Aim of the task:
Omit the pictures, then write out every entry exactly as it reads.
---------- Records supplied
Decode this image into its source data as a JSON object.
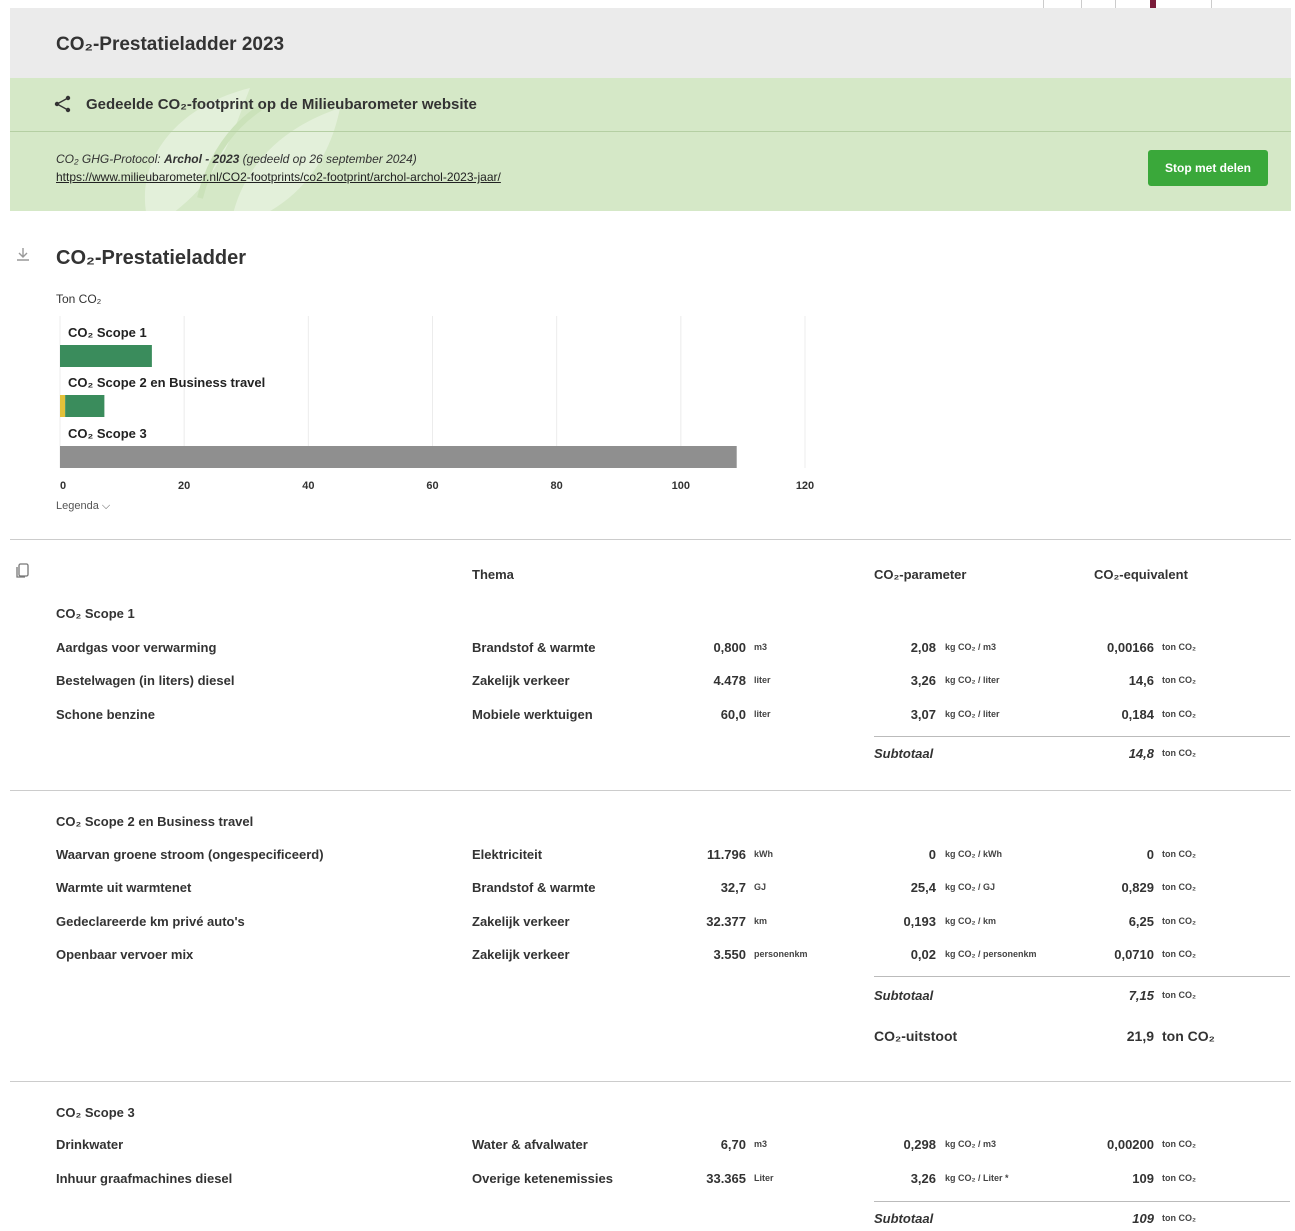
{
  "header": {
    "title": "CO₂-Prestatieladder 2023"
  },
  "share": {
    "heading": "Gedeelde CO₂-footprint op de Milieubarometer website",
    "meta_prefix": "CO₂ GHG-Protocol: ",
    "meta_org": "Archol - 2023",
    "meta_suffix": " (gedeeld op 26 september 2024)",
    "link": "https://www.milieubarometer.nl/CO2-footprints/co2-footprint/archol-archol-2023-jaar/",
    "stop_label": "Stop met delen"
  },
  "chart_section": {
    "title": "CO₂-Prestatieladder",
    "unit_label": "Ton CO₂",
    "legend_label": "Legenda ⌵"
  },
  "chart_data": {
    "type": "bar",
    "orientation": "horizontal",
    "stacked": true,
    "categories": [
      "CO₂ Scope 1",
      "CO₂ Scope 2 en Business travel",
      "CO₂ Scope 3"
    ],
    "series": [
      {
        "values": [
          0,
          0.829,
          0
        ],
        "color": "#e2c13a"
      },
      {
        "values": [
          14.8,
          6.32,
          0
        ],
        "color": "#3a8c5c"
      },
      {
        "values": [
          0,
          0,
          109
        ],
        "color": "#8f8f8f"
      }
    ],
    "xticks": [
      0,
      20,
      40,
      60,
      80,
      100,
      120
    ],
    "xlim": [
      0,
      120
    ],
    "grid": true
  },
  "table": {
    "headers": {
      "thema": "Thema",
      "parameter": "CO₂-parameter",
      "equivalent": "CO₂-equivalent"
    },
    "scope1": {
      "title": "CO₂ Scope 1",
      "rows": [
        {
          "name": "Aardgas voor verwarming",
          "thema": "Brandstof & warmte",
          "qty": "0,800",
          "qty_unit": "m3",
          "factor": "2,08",
          "factor_unit": "kg CO₂ / m3",
          "eq": "0,00166",
          "eq_unit": "ton CO₂"
        },
        {
          "name": "Bestelwagen (in liters) diesel",
          "thema": "Zakelijk verkeer",
          "qty": "4.478",
          "qty_unit": "liter",
          "factor": "3,26",
          "factor_unit": "kg CO₂ / liter",
          "eq": "14,6",
          "eq_unit": "ton CO₂"
        },
        {
          "name": "Schone benzine",
          "thema": "Mobiele werktuigen",
          "qty": "60,0",
          "qty_unit": "liter",
          "factor": "3,07",
          "factor_unit": "kg CO₂ / liter",
          "eq": "0,184",
          "eq_unit": "ton CO₂"
        }
      ],
      "subtotal_label": "Subtotaal",
      "subtotal": "14,8",
      "subtotal_unit": "ton CO₂"
    },
    "scope2": {
      "title": "CO₂ Scope 2 en Business travel",
      "rows": [
        {
          "name": "Waarvan groene stroom (ongespecificeerd)",
          "thema": "Elektriciteit",
          "qty": "11.796",
          "qty_unit": "kWh",
          "factor": "0",
          "factor_unit": "kg CO₂ / kWh",
          "eq": "0",
          "eq_unit": "ton CO₂"
        },
        {
          "name": "Warmte uit warmtenet",
          "thema": "Brandstof & warmte",
          "qty": "32,7",
          "qty_unit": "GJ",
          "factor": "25,4",
          "factor_unit": "kg CO₂ / GJ",
          "eq": "0,829",
          "eq_unit": "ton CO₂"
        },
        {
          "name": "Gedeclareerde km privé auto's",
          "thema": "Zakelijk verkeer",
          "qty": "32.377",
          "qty_unit": "km",
          "factor": "0,193",
          "factor_unit": "kg CO₂ / km",
          "eq": "6,25",
          "eq_unit": "ton CO₂"
        },
        {
          "name": "Openbaar vervoer mix",
          "thema": "Zakelijk verkeer",
          "qty": "3.550",
          "qty_unit": "personenkm",
          "factor": "0,02",
          "factor_unit": "kg CO₂ / personenkm",
          "eq": "0,0710",
          "eq_unit": "ton CO₂"
        }
      ],
      "subtotal_label": "Subtotaal",
      "subtotal": "7,15",
      "subtotal_unit": "ton CO₂",
      "total_label": "CO₂-uitstoot",
      "total": "21,9",
      "total_unit": "ton CO₂"
    },
    "scope3": {
      "title": "CO₂ Scope 3",
      "rows": [
        {
          "name": "Drinkwater",
          "thema": "Water & afvalwater",
          "qty": "6,70",
          "qty_unit": "m3",
          "factor": "0,298",
          "factor_unit": "kg CO₂ / m3",
          "eq": "0,00200",
          "eq_unit": "ton CO₂"
        },
        {
          "name": "Inhuur graafmachines diesel",
          "thema": "Overige ketenemissies",
          "qty": "33.365",
          "qty_unit": "Liter",
          "factor": "3,26",
          "factor_unit": "kg CO₂ / Liter *",
          "eq": "109",
          "eq_unit": "ton CO₂"
        }
      ],
      "subtotal_label": "Subtotaal",
      "subtotal": "109",
      "subtotal_unit": "ton CO₂"
    }
  }
}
--------------------
Worked solution:
Decode this image into its source data as a JSON object.
{
  "header": {
    "title": "CO₂-Prestatieladder 2023"
  },
  "share": {
    "heading": "Gedeelde CO₂-footprint op de Milieubarometer website",
    "meta_prefix": "CO₂ GHG-Protocol: ",
    "meta_org": "Archol - 2023",
    "meta_suffix": " (gedeeld op 26 september 2024)",
    "link": "https://www.milieubarometer.nl/CO2-footprints/co2-footprint/archol-archol-2023-jaar/",
    "stop_label": "Stop met delen"
  },
  "chart_section": {
    "title": "CO₂-Prestatieladder",
    "unit_label": "Ton CO₂",
    "legend_label": "Legenda ⌵"
  },
  "chart_data": {
    "type": "bar",
    "orientation": "horizontal",
    "stacked": true,
    "categories": [
      "CO₂ Scope 1",
      "CO₂ Scope 2 en Business travel",
      "CO₂ Scope 3"
    ],
    "series": [
      {
        "values": [
          0,
          0.829,
          0
        ],
        "color": "#e2c13a"
      },
      {
        "values": [
          14.8,
          6.32,
          0
        ],
        "color": "#3a8c5c"
      },
      {
        "values": [
          0,
          0,
          109
        ],
        "color": "#8f8f8f"
      }
    ],
    "xticks": [
      0,
      20,
      40,
      60,
      80,
      100,
      120
    ],
    "xlim": [
      0,
      120
    ],
    "grid": true
  },
  "table": {
    "headers": {
      "thema": "Thema",
      "parameter": "CO₂-parameter",
      "equivalent": "CO₂-equivalent"
    },
    "scope1": {
      "title": "CO₂ Scope 1",
      "rows": [
        {
          "name": "Aardgas voor verwarming",
          "thema": "Brandstof & warmte",
          "qty": "0,800",
          "qty_unit": "m3",
          "factor": "2,08",
          "factor_unit": "kg CO₂ / m3",
          "eq": "0,00166",
          "eq_unit": "ton CO₂"
        },
        {
          "name": "Bestelwagen (in liters) diesel",
          "thema": "Zakelijk verkeer",
          "qty": "4.478",
          "qty_unit": "liter",
          "factor": "3,26",
          "factor_unit": "kg CO₂ / liter",
          "eq": "14,6",
          "eq_unit": "ton CO₂"
        },
        {
          "name": "Schone benzine",
          "thema": "Mobiele werktuigen",
          "qty": "60,0",
          "qty_unit": "liter",
          "factor": "3,07",
          "factor_unit": "kg CO₂ / liter",
          "eq": "0,184",
          "eq_unit": "ton CO₂"
        }
      ],
      "subtotal_label": "Subtotaal",
      "subtotal": "14,8",
      "subtotal_unit": "ton CO₂"
    },
    "scope2": {
      "title": "CO₂ Scope 2 en Business travel",
      "rows": [
        {
          "name": "Waarvan groene stroom (ongespecificeerd)",
          "thema": "Elektriciteit",
          "qty": "11.796",
          "qty_unit": "kWh",
          "factor": "0",
          "factor_unit": "kg CO₂ / kWh",
          "eq": "0",
          "eq_unit": "ton CO₂"
        },
        {
          "name": "Warmte uit warmtenet",
          "thema": "Brandstof & warmte",
          "qty": "32,7",
          "qty_unit": "GJ",
          "factor": "25,4",
          "factor_unit": "kg CO₂ / GJ",
          "eq": "0,829",
          "eq_unit": "ton CO₂"
        },
        {
          "name": "Gedeclareerde km privé auto's",
          "thema": "Zakelijk verkeer",
          "qty": "32.377",
          "qty_unit": "km",
          "factor": "0,193",
          "factor_unit": "kg CO₂ / km",
          "eq": "6,25",
          "eq_unit": "ton CO₂"
        },
        {
          "name": "Openbaar vervoer mix",
          "thema": "Zakelijk verkeer",
          "qty": "3.550",
          "qty_unit": "personenkm",
          "factor": "0,02",
          "factor_unit": "kg CO₂ / personenkm",
          "eq": "0,0710",
          "eq_unit": "ton CO₂"
        }
      ],
      "subtotal_label": "Subtotaal",
      "subtotal": "7,15",
      "subtotal_unit": "ton CO₂",
      "total_label": "CO₂-uitstoot",
      "total": "21,9",
      "total_unit": "ton CO₂"
    },
    "scope3": {
      "title": "CO₂ Scope 3",
      "rows": [
        {
          "name": "Drinkwater",
          "thema": "Water & afvalwater",
          "qty": "6,70",
          "qty_unit": "m3",
          "factor": "0,298",
          "factor_unit": "kg CO₂ / m3",
          "eq": "0,00200",
          "eq_unit": "ton CO₂"
        },
        {
          "name": "Inhuur graafmachines diesel",
          "thema": "Overige ketenemissies",
          "qty": "33.365",
          "qty_unit": "Liter",
          "factor": "3,26",
          "factor_unit": "kg CO₂ / Liter *",
          "eq": "109",
          "eq_unit": "ton CO₂"
        }
      ],
      "subtotal_label": "Subtotaal",
      "subtotal": "109",
      "subtotal_unit": "ton CO₂"
    }
  }
}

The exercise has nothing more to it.